> _Records supplied_
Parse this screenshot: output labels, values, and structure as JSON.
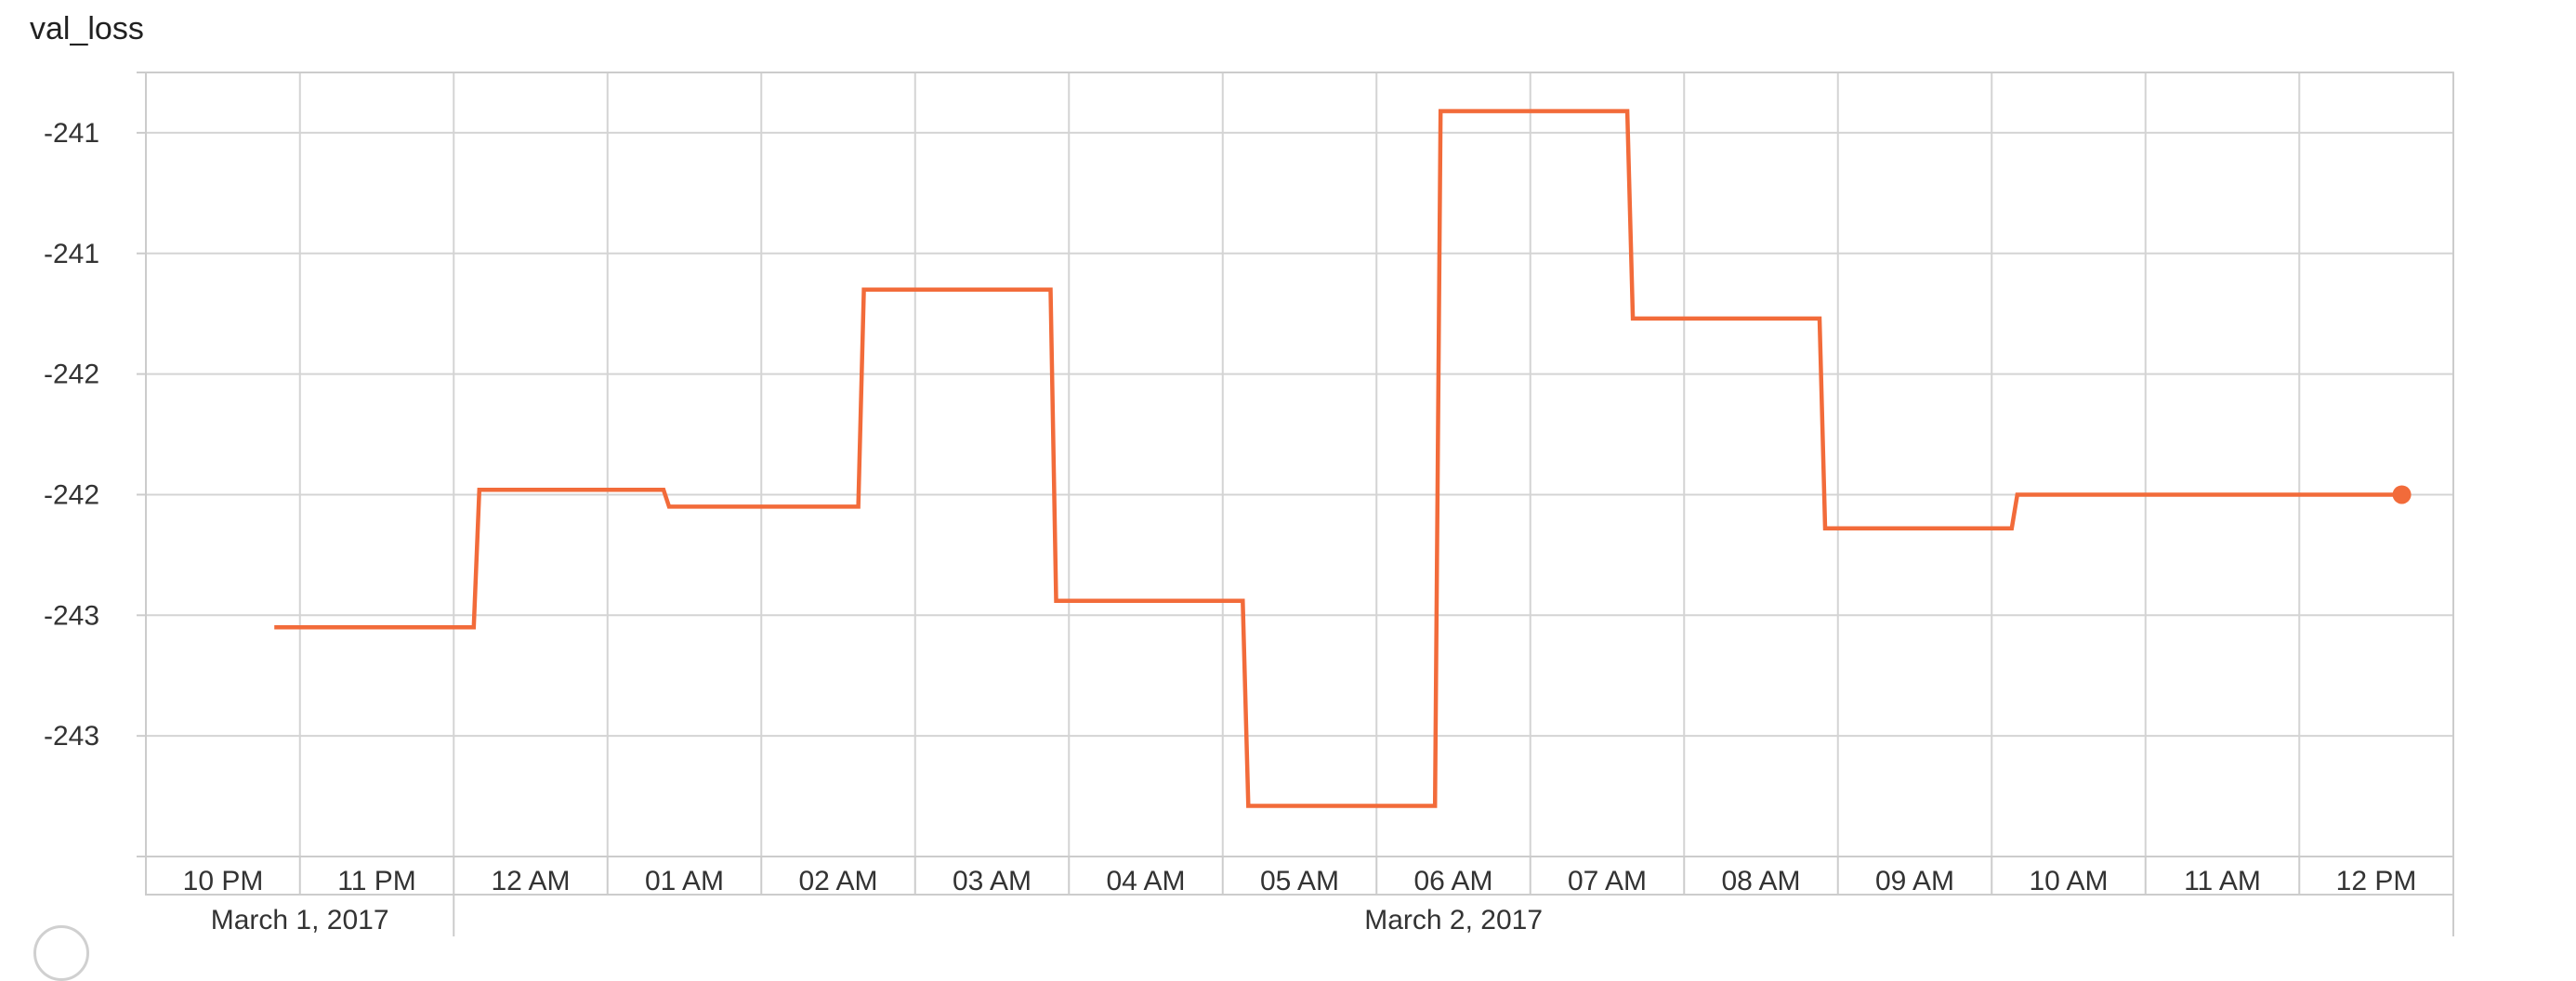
{
  "chart_data": {
    "type": "line",
    "step": true,
    "title": "val_loss",
    "xlabel": "",
    "ylabel": "",
    "x_ticks": [
      "10 PM",
      "11 PM",
      "12 AM",
      "01 AM",
      "02 AM",
      "03 AM",
      "04 AM",
      "05 AM",
      "06 AM",
      "07 AM",
      "08 AM",
      "09 AM",
      "10 AM",
      "11 AM",
      "12 PM"
    ],
    "x_date_labels": [
      "March 1, 2017",
      "March 2, 2017"
    ],
    "y_ticks": [
      "-241",
      "-241",
      "-242",
      "-242",
      "-243",
      "-243"
    ],
    "y_tick_values": [
      -240.75,
      -241.25,
      -241.75,
      -242.25,
      -242.75,
      -243.25
    ],
    "ylim": [
      -243.75,
      -240.5
    ],
    "xlim": [
      "2017-03-01 21:35",
      "2017-03-02 12:59"
    ],
    "grid": true,
    "series_color": "#f26b3a",
    "series": [
      {
        "x": [
          "2017-03-01 22:20",
          "2017-03-01 23:40",
          "2017-03-02 00:54",
          "2017-03-02 02:10",
          "2017-03-02 03:25",
          "2017-03-02 04:40",
          "2017-03-02 05:55",
          "2017-03-02 07:10",
          "2017-03-02 08:25",
          "2017-03-02 09:40",
          "2017-03-02 10:55",
          "2017-03-02 12:10"
        ],
        "values": [
          -242.8,
          -242.23,
          -242.3,
          -241.4,
          -242.69,
          -243.54,
          -240.66,
          -241.52,
          -242.39,
          -242.25,
          -242.25,
          -242.25
        ]
      }
    ]
  }
}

> _Stated goal_
Transcribe the material exactly, leaving every picture out.

> _Task response_
Parse this screenshot: output labels, values, and structure as JSON.
{
  "chart_data": {
    "type": "line",
    "step": true,
    "title": "val_loss",
    "xlabel": "",
    "ylabel": "",
    "x_ticks": [
      "10 PM",
      "11 PM",
      "12 AM",
      "01 AM",
      "02 AM",
      "03 AM",
      "04 AM",
      "05 AM",
      "06 AM",
      "07 AM",
      "08 AM",
      "09 AM",
      "10 AM",
      "11 AM",
      "12 PM"
    ],
    "x_date_labels": [
      "March 1, 2017",
      "March 2, 2017"
    ],
    "y_ticks": [
      "-241",
      "-241",
      "-242",
      "-242",
      "-243",
      "-243"
    ],
    "y_tick_values": [
      -240.75,
      -241.25,
      -241.75,
      -242.25,
      -242.75,
      -243.25
    ],
    "ylim": [
      -243.75,
      -240.5
    ],
    "xlim": [
      "2017-03-01 21:35",
      "2017-03-02 12:59"
    ],
    "grid": true,
    "series_color": "#f26b3a",
    "series": [
      {
        "x": [
          "2017-03-01 22:20",
          "2017-03-01 23:40",
          "2017-03-02 00:54",
          "2017-03-02 02:10",
          "2017-03-02 03:25",
          "2017-03-02 04:40",
          "2017-03-02 05:55",
          "2017-03-02 07:10",
          "2017-03-02 08:25",
          "2017-03-02 09:40",
          "2017-03-02 10:55",
          "2017-03-02 12:10"
        ],
        "values": [
          -242.8,
          -242.23,
          -242.3,
          -241.4,
          -242.69,
          -243.54,
          -240.66,
          -241.52,
          -242.39,
          -242.25,
          -242.25,
          -242.25
        ]
      }
    ]
  }
}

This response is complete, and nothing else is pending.